» **Supplied data**
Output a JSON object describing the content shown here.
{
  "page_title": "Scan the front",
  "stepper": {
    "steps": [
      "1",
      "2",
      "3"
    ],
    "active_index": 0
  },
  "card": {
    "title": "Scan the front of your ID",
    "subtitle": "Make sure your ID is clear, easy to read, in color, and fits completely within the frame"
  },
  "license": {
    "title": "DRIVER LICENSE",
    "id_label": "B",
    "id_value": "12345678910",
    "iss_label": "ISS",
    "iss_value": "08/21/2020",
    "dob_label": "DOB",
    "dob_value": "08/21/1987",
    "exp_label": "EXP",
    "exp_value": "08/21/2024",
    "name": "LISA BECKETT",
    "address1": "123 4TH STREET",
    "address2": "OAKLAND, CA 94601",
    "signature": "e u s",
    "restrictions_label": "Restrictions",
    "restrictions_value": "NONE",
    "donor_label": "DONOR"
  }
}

» **Directions**
Which lines include "front"? Copy each of them out.

» **Written response**
  "page_title": "Scan the front",
    "title": "Scan the front of your ID",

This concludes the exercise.